## START Dataset content

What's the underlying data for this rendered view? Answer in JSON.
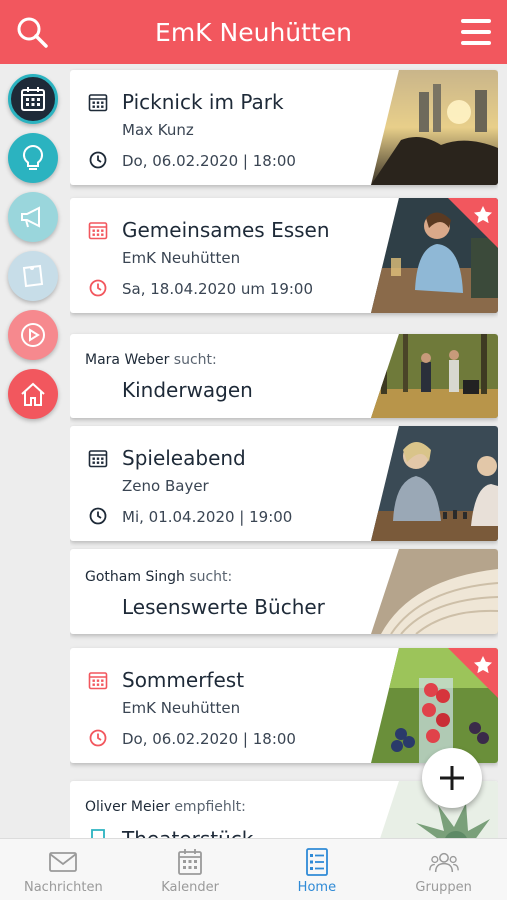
{
  "header": {
    "title": "EmK Neuhütten",
    "search_icon": "search-icon",
    "menu_icon": "hamburger-menu-icon"
  },
  "sidebar": [
    {
      "icon": "calendar-icon",
      "color": "#1e2a38"
    },
    {
      "icon": "lightbulb-icon",
      "color": "#2bb3c0"
    },
    {
      "icon": "megaphone-icon",
      "color": "#9ad6dc"
    },
    {
      "icon": "pinned-note-icon",
      "color": "#c7dde8"
    },
    {
      "icon": "play-icon",
      "color": "#f6898e"
    },
    {
      "icon": "home-icon",
      "color": "#f2575e"
    }
  ],
  "feed": [
    {
      "type": "event",
      "title": "Picknick im Park",
      "host": "Max Kunz",
      "date": "Do, 06.02.2020 | 18:00",
      "accent": "#1e2a38",
      "favorite": false
    },
    {
      "type": "event",
      "title": "Gemeinsames Essen",
      "host": "EmK Neuhütten",
      "date": "Sa, 18.04.2020 um 19:00",
      "accent": "#f2575e",
      "favorite": true
    },
    {
      "type": "search",
      "person": "Mara Weber",
      "verb": "sucht:",
      "item": "Kinderwagen"
    },
    {
      "type": "event",
      "title": "Spieleabend",
      "host": "Zeno Bayer",
      "date": "Mi, 01.04.2020 | 19:00",
      "accent": "#1e2a38",
      "favorite": false
    },
    {
      "type": "search",
      "person": "Gotham Singh",
      "verb": "sucht:",
      "item": "Lesenswerte Bücher"
    },
    {
      "type": "event",
      "title": "Sommerfest",
      "host": "EmK Neuhütten",
      "date": "Do, 06.02.2020 | 18:00",
      "accent": "#f2575e",
      "favorite": true
    },
    {
      "type": "recommend",
      "person": "Oliver Meier",
      "verb": "empfiehlt:",
      "item": "Theaterstück"
    }
  ],
  "fab": {
    "icon": "plus-icon"
  },
  "bottom_nav": [
    {
      "label": "Nachrichten",
      "icon": "mail-icon",
      "active": false
    },
    {
      "label": "Kalender",
      "icon": "calendar-icon",
      "active": false
    },
    {
      "label": "Home",
      "icon": "list-icon",
      "active": true
    },
    {
      "label": "Gruppen",
      "icon": "group-icon",
      "active": false
    }
  ],
  "colors": {
    "brand": "#f2575e",
    "active_tab": "#2f8ad6",
    "dark": "#1e2a38"
  }
}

## END Dataset content

● Given exercise
Display every line of the listing that contains the string "title".

● Complete output
    "title": "EmK Neuhütten",
      "title": "Picknick im Park",
      "title": "Gemeinsames Essen",
      "title": "Spieleabend",
      "title": "Sommerfest",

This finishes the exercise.